The problem
Copy every line of the following data that includes the string "audience".

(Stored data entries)
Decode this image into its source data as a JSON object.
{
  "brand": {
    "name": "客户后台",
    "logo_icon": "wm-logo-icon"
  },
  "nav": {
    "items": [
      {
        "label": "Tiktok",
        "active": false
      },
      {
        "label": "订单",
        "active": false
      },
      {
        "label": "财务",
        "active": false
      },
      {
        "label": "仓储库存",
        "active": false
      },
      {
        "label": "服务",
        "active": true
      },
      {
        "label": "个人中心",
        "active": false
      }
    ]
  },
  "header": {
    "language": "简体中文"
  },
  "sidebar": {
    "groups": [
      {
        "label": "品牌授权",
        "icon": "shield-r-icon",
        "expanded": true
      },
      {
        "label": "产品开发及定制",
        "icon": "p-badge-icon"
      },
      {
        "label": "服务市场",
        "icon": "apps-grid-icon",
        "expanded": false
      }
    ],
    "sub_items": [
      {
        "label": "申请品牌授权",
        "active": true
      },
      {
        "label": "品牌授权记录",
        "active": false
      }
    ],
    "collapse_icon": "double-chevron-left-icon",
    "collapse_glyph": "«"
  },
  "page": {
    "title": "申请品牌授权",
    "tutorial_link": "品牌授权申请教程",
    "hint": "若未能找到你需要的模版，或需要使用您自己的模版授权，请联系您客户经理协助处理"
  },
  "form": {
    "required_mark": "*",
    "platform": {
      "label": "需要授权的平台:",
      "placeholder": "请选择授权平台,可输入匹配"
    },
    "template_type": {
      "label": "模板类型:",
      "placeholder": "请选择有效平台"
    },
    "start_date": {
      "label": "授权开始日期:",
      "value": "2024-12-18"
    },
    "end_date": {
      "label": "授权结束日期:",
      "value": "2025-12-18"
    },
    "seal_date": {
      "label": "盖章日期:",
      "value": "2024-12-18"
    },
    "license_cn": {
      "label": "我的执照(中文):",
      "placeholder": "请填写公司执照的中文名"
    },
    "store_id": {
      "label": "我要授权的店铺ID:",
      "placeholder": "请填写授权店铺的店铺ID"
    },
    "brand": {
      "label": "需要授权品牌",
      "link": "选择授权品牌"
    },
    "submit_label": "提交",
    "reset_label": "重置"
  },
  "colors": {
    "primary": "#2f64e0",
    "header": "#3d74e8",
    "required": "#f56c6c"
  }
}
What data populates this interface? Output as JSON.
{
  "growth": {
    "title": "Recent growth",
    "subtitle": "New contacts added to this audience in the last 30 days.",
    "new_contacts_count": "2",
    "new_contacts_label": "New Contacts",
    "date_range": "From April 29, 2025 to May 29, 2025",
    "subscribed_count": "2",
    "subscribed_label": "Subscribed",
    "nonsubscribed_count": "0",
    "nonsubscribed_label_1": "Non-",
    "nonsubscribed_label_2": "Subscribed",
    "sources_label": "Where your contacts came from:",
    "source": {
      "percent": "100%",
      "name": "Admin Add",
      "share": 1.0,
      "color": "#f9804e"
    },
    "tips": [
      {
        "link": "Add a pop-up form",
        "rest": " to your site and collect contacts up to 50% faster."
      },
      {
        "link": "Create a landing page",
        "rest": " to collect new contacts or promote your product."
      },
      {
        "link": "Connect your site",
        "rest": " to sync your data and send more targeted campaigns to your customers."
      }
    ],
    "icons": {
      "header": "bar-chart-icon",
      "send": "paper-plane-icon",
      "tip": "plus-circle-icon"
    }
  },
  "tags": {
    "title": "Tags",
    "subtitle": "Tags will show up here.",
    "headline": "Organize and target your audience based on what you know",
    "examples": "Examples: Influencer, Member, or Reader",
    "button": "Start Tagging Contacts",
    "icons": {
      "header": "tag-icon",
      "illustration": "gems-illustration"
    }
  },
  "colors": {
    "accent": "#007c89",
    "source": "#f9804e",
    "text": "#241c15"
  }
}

Reply
    "subtitle": "New contacts added to this audience in the last 30 days.",
    "headline": "Organize and target your audience based on what you know",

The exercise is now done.